Given task: Copy each line that holds "construction".
┌──
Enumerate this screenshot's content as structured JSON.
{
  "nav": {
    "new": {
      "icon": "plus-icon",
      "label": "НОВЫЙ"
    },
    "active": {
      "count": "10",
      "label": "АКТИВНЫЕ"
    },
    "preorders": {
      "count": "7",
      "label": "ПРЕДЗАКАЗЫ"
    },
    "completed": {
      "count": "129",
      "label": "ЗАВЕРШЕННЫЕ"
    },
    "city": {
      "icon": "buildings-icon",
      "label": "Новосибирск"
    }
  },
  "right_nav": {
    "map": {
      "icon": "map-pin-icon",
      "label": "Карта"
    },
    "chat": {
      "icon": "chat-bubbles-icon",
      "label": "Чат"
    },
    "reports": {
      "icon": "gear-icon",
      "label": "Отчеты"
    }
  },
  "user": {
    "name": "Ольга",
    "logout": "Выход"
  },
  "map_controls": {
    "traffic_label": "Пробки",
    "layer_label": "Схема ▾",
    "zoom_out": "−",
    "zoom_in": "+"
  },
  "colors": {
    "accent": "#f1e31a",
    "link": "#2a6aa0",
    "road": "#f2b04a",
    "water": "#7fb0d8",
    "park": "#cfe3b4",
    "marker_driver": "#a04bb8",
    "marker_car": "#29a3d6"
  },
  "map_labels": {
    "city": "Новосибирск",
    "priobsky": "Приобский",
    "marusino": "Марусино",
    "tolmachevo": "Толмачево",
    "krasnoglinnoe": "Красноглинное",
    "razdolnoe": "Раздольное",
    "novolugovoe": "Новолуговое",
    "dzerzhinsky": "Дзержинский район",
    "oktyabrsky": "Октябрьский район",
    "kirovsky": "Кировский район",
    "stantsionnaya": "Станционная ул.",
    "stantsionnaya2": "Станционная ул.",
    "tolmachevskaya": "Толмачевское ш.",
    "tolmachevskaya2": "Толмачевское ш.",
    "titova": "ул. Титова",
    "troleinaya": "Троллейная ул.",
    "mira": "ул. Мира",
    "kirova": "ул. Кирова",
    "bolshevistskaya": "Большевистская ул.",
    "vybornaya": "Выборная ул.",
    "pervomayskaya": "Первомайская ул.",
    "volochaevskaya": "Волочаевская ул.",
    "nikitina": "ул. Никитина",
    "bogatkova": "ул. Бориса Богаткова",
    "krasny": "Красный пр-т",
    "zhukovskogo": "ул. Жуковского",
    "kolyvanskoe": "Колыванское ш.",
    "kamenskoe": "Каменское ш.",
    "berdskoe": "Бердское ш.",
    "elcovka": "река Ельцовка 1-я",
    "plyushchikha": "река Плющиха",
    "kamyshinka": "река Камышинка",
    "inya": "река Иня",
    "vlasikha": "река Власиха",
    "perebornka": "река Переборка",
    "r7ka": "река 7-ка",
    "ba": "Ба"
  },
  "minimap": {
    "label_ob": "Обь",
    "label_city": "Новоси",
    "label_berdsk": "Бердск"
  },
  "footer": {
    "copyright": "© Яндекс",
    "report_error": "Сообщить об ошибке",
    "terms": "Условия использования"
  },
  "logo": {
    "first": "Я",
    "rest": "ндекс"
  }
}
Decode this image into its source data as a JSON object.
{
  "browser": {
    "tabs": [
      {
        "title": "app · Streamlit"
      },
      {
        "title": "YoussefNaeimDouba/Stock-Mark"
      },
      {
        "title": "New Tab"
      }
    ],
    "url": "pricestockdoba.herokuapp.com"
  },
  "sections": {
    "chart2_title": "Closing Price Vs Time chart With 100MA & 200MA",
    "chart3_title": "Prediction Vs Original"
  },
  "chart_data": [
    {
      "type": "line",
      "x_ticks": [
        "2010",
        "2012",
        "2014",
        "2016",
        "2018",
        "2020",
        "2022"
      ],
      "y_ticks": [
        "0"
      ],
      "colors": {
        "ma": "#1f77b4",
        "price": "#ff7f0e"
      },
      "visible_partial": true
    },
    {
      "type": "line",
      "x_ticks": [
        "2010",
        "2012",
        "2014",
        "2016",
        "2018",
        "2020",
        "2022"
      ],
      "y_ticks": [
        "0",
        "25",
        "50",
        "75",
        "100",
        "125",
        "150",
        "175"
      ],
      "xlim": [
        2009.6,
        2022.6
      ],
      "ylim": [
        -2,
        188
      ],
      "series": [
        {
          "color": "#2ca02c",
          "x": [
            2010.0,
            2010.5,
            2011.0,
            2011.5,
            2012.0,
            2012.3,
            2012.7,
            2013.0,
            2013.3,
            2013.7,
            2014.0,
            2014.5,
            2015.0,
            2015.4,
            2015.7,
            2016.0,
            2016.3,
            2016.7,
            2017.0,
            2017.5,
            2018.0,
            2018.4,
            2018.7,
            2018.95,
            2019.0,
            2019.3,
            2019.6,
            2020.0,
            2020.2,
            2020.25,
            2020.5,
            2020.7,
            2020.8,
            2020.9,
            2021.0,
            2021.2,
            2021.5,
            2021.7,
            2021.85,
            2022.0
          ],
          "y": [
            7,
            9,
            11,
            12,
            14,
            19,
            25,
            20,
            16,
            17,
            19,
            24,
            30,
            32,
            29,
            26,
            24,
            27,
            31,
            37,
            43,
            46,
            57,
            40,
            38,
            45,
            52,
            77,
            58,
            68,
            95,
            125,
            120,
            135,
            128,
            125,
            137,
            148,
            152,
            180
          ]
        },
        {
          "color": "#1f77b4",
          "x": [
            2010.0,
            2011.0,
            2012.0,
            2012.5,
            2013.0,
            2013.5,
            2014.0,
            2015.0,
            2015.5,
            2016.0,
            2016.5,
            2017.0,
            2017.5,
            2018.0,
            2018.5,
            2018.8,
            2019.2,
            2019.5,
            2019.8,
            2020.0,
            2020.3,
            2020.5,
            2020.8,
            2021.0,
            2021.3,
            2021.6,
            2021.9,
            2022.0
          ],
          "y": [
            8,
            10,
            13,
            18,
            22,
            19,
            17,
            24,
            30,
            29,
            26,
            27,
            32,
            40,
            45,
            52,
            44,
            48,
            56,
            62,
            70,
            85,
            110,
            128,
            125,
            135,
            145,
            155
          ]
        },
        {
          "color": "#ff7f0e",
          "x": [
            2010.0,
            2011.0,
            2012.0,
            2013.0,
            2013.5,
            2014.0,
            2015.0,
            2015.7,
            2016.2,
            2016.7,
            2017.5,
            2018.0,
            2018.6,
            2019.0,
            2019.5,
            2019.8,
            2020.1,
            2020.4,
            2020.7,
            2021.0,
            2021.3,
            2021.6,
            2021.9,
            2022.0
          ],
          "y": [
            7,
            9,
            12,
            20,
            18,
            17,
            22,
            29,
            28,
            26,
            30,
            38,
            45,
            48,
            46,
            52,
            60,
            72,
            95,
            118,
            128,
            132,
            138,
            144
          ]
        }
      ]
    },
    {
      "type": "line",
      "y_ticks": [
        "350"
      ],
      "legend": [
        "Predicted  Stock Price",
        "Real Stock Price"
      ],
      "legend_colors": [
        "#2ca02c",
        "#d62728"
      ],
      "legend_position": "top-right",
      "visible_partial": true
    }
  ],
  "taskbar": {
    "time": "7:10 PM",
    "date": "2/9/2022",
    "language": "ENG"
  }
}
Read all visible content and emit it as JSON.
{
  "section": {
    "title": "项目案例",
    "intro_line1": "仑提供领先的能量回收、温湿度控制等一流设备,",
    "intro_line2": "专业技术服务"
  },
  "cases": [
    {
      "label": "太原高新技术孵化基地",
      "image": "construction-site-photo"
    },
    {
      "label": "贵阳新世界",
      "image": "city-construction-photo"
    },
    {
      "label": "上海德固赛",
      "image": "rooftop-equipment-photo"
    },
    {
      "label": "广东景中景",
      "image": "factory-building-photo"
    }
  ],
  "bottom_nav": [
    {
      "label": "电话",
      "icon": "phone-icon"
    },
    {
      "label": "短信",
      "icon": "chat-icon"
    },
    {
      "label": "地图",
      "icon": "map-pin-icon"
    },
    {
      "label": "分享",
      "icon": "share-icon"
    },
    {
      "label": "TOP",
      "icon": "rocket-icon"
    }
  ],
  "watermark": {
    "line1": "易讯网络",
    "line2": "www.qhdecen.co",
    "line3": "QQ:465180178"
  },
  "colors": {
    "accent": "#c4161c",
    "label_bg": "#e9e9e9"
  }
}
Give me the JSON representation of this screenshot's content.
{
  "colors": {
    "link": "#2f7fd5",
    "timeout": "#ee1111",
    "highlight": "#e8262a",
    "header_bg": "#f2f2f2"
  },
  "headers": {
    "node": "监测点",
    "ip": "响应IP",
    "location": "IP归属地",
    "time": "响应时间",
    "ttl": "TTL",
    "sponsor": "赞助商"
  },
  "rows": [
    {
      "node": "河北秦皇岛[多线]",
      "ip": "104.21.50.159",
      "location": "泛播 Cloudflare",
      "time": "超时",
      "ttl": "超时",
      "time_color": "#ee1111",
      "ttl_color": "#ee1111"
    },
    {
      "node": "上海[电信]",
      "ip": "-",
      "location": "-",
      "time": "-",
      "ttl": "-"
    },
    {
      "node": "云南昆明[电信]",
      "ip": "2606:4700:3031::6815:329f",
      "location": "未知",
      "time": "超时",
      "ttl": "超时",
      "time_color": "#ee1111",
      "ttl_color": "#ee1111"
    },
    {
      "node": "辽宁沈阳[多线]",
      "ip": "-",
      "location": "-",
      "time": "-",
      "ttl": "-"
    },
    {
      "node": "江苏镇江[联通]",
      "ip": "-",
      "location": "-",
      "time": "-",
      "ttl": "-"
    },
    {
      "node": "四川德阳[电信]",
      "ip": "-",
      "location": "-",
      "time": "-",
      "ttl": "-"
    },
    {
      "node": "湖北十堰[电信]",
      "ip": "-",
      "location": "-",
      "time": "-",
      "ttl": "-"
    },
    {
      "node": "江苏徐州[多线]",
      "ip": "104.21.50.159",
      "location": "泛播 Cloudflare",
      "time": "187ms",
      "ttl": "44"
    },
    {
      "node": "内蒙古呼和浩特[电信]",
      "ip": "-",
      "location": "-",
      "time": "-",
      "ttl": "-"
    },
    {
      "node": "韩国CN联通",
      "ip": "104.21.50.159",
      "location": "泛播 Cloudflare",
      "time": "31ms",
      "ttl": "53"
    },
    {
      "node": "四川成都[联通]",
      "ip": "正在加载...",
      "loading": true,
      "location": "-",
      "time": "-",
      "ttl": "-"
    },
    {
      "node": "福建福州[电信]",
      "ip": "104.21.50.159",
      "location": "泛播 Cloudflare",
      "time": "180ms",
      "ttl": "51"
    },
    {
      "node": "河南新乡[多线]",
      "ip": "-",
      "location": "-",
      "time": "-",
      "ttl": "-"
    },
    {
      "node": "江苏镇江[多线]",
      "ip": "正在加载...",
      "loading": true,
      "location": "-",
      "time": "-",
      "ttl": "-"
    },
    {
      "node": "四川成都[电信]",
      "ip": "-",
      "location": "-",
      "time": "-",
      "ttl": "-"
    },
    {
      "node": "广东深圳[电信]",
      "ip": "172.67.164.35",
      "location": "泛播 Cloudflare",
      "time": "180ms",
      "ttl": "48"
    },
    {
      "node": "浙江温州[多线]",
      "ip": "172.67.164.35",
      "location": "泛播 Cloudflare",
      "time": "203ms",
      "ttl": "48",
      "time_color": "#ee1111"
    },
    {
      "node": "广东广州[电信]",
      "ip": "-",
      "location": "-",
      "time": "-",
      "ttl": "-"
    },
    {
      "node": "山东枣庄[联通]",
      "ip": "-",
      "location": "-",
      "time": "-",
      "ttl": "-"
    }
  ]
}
└──
Answer:
      "image": "construction-site-photo"
      "image": "city-construction-photo"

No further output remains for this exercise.